● **SHORT EXERCISE**: Copy out the material below in full, but not its images.
::: EXERCISE DATA
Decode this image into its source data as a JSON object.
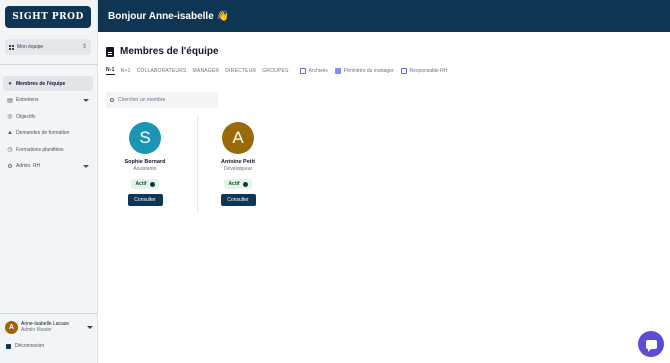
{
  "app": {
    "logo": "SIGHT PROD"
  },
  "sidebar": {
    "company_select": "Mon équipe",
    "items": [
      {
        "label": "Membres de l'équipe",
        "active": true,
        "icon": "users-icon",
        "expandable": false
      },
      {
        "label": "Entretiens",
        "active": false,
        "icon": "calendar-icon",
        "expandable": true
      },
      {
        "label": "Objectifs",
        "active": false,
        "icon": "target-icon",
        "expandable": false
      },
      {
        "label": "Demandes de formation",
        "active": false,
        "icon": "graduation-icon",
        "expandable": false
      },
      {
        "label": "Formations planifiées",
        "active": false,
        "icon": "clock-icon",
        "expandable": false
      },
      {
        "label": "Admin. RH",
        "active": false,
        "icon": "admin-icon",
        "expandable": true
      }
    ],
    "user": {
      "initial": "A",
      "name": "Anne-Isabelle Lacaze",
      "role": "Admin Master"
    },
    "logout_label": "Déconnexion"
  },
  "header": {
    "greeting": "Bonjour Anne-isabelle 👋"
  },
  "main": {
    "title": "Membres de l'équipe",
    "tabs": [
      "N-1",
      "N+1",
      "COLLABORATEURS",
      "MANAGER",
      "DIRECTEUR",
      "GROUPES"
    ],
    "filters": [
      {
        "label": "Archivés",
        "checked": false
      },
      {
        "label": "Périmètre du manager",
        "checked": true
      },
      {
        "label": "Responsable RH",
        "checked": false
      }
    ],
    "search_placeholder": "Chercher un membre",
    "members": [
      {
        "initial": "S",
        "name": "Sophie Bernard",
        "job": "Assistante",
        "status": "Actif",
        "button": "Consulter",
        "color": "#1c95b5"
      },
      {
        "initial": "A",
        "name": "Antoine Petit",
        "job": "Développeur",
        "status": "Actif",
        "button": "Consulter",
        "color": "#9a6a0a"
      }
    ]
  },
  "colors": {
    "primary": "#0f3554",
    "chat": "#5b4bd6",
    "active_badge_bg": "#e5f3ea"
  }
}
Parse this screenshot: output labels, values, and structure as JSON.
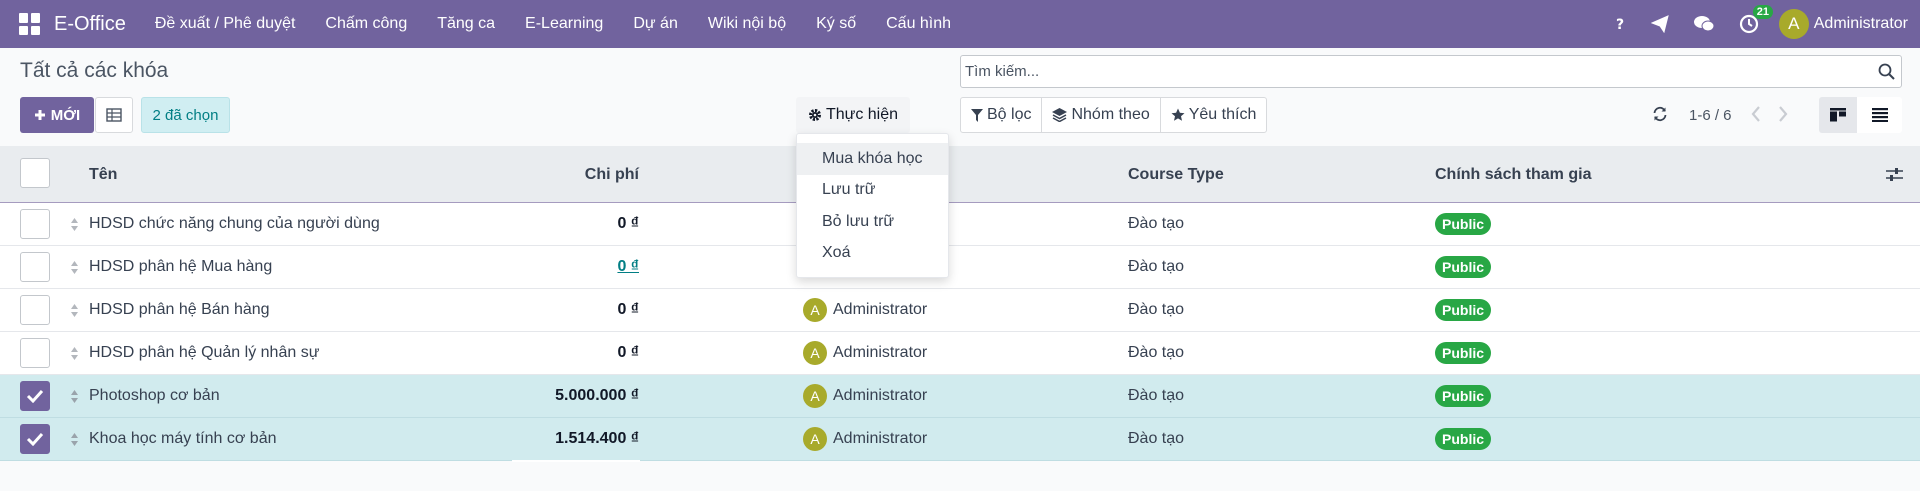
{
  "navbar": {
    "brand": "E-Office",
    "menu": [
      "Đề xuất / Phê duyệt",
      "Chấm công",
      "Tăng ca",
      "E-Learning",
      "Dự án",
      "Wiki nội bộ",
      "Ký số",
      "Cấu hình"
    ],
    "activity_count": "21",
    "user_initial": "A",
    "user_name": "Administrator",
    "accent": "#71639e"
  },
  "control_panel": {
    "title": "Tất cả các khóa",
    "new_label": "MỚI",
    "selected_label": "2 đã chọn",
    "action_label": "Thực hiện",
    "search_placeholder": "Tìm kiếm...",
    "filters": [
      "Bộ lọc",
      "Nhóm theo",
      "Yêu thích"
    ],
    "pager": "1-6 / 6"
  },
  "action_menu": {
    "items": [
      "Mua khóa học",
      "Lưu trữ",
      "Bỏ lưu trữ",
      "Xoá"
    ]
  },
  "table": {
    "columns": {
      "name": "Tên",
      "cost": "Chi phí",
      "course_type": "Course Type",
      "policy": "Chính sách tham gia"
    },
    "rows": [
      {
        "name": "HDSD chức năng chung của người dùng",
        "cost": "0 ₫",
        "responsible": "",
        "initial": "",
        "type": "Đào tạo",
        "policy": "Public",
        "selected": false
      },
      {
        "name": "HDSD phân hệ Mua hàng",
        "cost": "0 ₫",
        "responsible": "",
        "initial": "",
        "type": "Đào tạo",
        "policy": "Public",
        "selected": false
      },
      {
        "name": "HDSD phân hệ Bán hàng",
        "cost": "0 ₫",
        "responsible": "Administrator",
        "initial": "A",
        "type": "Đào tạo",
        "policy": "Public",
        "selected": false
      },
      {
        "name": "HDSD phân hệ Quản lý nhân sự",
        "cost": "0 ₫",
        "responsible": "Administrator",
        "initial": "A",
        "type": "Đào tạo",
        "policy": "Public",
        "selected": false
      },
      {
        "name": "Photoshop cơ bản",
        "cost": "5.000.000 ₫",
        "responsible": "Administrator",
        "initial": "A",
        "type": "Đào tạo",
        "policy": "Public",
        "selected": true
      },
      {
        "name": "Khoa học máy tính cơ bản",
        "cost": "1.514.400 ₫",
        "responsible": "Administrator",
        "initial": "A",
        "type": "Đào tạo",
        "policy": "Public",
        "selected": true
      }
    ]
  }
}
::::::
● **TASK RESPONSE**:
Decode this image into its source data as a JSON object.
{
  "app": {
    "logo": "SIGHT PROD"
  },
  "sidebar": {
    "company_select": "Mon équipe",
    "items": [
      {
        "label": "Membres de l'équipe",
        "active": true,
        "icon": "users-icon",
        "expandable": false
      },
      {
        "label": "Entretiens",
        "active": false,
        "icon": "calendar-icon",
        "expandable": true
      },
      {
        "label": "Objectifs",
        "active": false,
        "icon": "target-icon",
        "expandable": false
      },
      {
        "label": "Demandes de formation",
        "active": false,
        "icon": "graduation-icon",
        "expandable": false
      },
      {
        "label": "Formations planifiées",
        "active": false,
        "icon": "clock-icon",
        "expandable": false
      },
      {
        "label": "Admin. RH",
        "active": false,
        "icon": "admin-icon",
        "expandable": true
      }
    ],
    "user": {
      "initial": "A",
      "name": "Anne-Isabelle Lacaze",
      "role": "Admin Master"
    },
    "logout_label": "Déconnexion"
  },
  "header": {
    "greeting": "Bonjour Anne-isabelle 👋"
  },
  "main": {
    "title": "Membres de l'équipe",
    "tabs": [
      "N-1",
      "N+1",
      "COLLABORATEURS",
      "MANAGER",
      "DIRECTEUR",
      "GROUPES"
    ],
    "filters": [
      {
        "label": "Archivés",
        "checked": false
      },
      {
        "label": "Périmètre du manager",
        "checked": true
      },
      {
        "label": "Responsable RH",
        "checked": false
      }
    ],
    "search_placeholder": "Chercher un membre",
    "members": [
      {
        "initial": "S",
        "name": "Sophie Bernard",
        "job": "Assistante",
        "status": "Actif",
        "button": "Consulter",
        "color": "#1c95b5"
      },
      {
        "initial": "A",
        "name": "Antoine Petit",
        "job": "Développeur",
        "status": "Actif",
        "button": "Consulter",
        "color": "#9a6a0a"
      }
    ]
  },
  "colors": {
    "primary": "#0f3554",
    "chat": "#5b4bd6",
    "active_badge_bg": "#e5f3ea"
  }
}
Parse this screenshot: output labels, values, and structure as JSON.
{
  "navbar": {
    "brand": "E-Office",
    "menu": [
      "Đề xuất / Phê duyệt",
      "Chấm công",
      "Tăng ca",
      "E-Learning",
      "Dự án",
      "Wiki nội bộ",
      "Ký số",
      "Cấu hình"
    ],
    "activity_count": "21",
    "user_initial": "A",
    "user_name": "Administrator",
    "accent": "#71639e"
  },
  "control_panel": {
    "title": "Tất cả các khóa",
    "new_label": "MỚI",
    "selected_label": "2 đã chọn",
    "action_label": "Thực hiện",
    "search_placeholder": "Tìm kiếm...",
    "filters": [
      "Bộ lọc",
      "Nhóm theo",
      "Yêu thích"
    ],
    "pager": "1-6 / 6"
  },
  "action_menu": {
    "items": [
      "Mua khóa học",
      "Lưu trữ",
      "Bỏ lưu trữ",
      "Xoá"
    ]
  },
  "table": {
    "columns": {
      "name": "Tên",
      "cost": "Chi phí",
      "course_type": "Course Type",
      "policy": "Chính sách tham gia"
    },
    "rows": [
      {
        "name": "HDSD chức năng chung của người dùng",
        "cost": "0 ₫",
        "responsible": "",
        "initial": "",
        "type": "Đào tạo",
        "policy": "Public",
        "selected": false
      },
      {
        "name": "HDSD phân hệ Mua hàng",
        "cost": "0 ₫",
        "responsible": "",
        "initial": "",
        "type": "Đào tạo",
        "policy": "Public",
        "selected": false
      },
      {
        "name": "HDSD phân hệ Bán hàng",
        "cost": "0 ₫",
        "responsible": "Administrator",
        "initial": "A",
        "type": "Đào tạo",
        "policy": "Public",
        "selected": false
      },
      {
        "name": "HDSD phân hệ Quản lý nhân sự",
        "cost": "0 ₫",
        "responsible": "Administrator",
        "initial": "A",
        "type": "Đào tạo",
        "policy": "Public",
        "selected": false
      },
      {
        "name": "Photoshop cơ bản",
        "cost": "5.000.000 ₫",
        "responsible": "Administrator",
        "initial": "A",
        "type": "Đào tạo",
        "policy": "Public",
        "selected": true
      },
      {
        "name": "Khoa học máy tính cơ bản",
        "cost": "1.514.400 ₫",
        "responsible": "Administrator",
        "initial": "A",
        "type": "Đào tạo",
        "policy": "Public",
        "selected": true
      }
    ]
  }
}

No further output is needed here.